◆ SUPPLIED DATA ◆
⟨

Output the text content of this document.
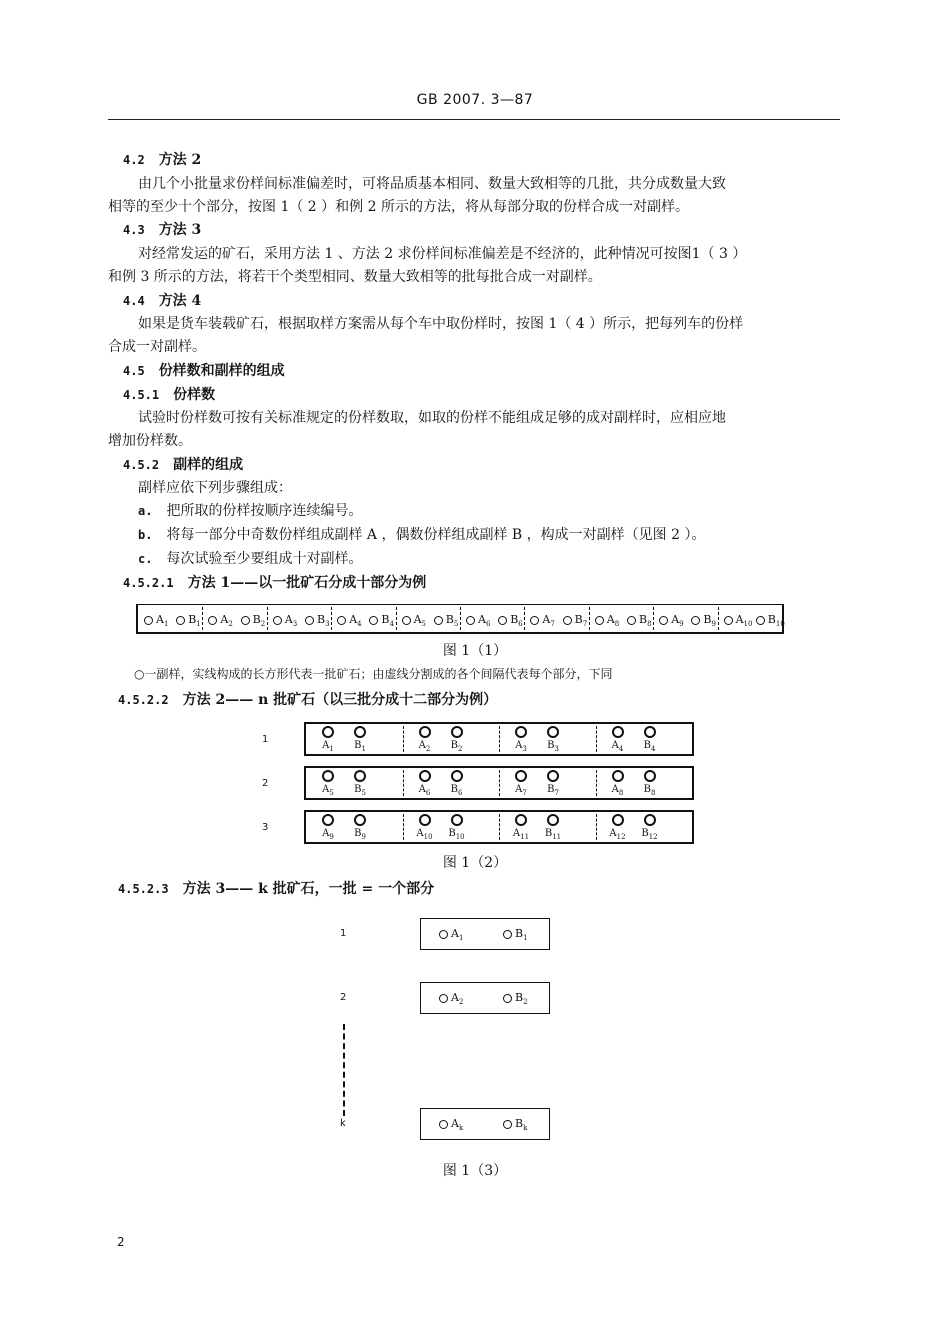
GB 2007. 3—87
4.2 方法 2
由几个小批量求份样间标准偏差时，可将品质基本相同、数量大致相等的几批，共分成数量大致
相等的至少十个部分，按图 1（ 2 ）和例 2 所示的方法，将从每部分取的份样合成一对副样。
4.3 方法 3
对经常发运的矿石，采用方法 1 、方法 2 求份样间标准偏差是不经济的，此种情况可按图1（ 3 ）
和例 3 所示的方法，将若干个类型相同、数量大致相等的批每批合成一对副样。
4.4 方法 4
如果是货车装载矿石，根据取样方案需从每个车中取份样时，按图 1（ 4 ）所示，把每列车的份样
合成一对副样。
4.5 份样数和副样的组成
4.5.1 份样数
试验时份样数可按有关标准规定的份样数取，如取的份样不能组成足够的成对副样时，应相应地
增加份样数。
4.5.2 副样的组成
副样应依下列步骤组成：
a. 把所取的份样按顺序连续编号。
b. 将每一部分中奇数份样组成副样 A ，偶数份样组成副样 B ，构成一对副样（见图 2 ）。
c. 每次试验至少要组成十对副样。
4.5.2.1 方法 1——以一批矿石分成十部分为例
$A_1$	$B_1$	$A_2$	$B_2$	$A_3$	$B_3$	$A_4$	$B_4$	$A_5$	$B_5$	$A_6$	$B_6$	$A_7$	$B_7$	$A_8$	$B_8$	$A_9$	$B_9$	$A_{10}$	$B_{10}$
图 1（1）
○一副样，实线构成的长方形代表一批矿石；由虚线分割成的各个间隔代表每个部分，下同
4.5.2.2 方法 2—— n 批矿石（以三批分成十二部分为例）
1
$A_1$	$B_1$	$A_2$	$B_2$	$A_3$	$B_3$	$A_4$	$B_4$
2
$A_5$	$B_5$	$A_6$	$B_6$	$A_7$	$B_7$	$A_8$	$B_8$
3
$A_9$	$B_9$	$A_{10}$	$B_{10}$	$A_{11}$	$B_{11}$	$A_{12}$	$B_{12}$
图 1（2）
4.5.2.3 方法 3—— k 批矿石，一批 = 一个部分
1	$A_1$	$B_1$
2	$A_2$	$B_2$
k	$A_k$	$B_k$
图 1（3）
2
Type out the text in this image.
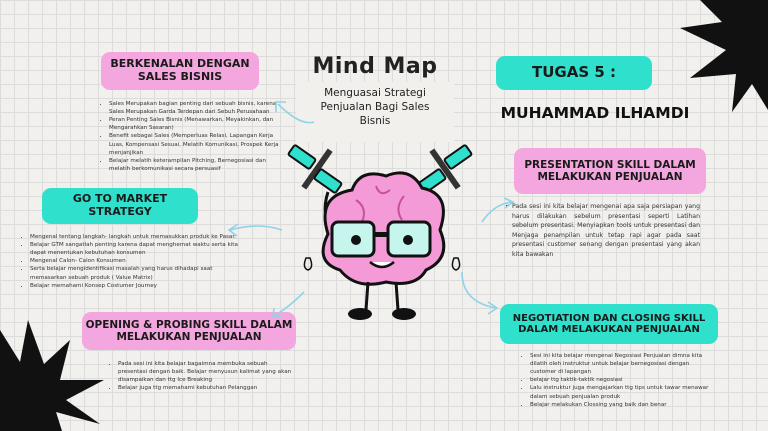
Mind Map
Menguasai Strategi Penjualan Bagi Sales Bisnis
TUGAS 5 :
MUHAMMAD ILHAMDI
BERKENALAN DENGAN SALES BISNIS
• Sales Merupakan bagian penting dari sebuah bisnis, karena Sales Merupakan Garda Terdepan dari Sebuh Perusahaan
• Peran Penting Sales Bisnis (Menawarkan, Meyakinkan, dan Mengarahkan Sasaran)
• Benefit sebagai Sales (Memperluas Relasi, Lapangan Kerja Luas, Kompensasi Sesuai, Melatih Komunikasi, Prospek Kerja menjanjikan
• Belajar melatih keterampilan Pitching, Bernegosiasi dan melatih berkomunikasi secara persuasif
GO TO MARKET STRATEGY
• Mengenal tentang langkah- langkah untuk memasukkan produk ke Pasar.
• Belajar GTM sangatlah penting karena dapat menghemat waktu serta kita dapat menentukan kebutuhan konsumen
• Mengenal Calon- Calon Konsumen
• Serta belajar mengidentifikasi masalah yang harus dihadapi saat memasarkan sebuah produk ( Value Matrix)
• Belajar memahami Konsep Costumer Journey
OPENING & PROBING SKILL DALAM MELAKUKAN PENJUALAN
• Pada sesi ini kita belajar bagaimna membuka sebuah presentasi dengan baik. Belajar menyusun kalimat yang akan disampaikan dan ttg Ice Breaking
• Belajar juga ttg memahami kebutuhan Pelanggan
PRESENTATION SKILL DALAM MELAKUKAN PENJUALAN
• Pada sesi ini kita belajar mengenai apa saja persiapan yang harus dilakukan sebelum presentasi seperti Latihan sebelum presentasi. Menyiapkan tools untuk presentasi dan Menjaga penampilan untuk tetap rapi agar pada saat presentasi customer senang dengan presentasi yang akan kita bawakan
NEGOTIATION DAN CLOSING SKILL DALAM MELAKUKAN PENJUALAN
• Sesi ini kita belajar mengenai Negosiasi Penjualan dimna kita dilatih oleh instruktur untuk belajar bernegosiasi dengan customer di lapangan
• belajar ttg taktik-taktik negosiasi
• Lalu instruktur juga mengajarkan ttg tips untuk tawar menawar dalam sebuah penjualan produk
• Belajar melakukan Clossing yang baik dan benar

⟩

From the material above, gather all lines that include the string "所示的方法" and copy them.

◆ SOLUTION TO THE EXERCISE ◆
相等的至少十个部分，按图 1（ 2 ）和例 2 所示的方法，将从每部分取的份样合成一对副样。
和例 3 所示的方法，将若干个类型相同、数量大致相等的批每批合成一对副样。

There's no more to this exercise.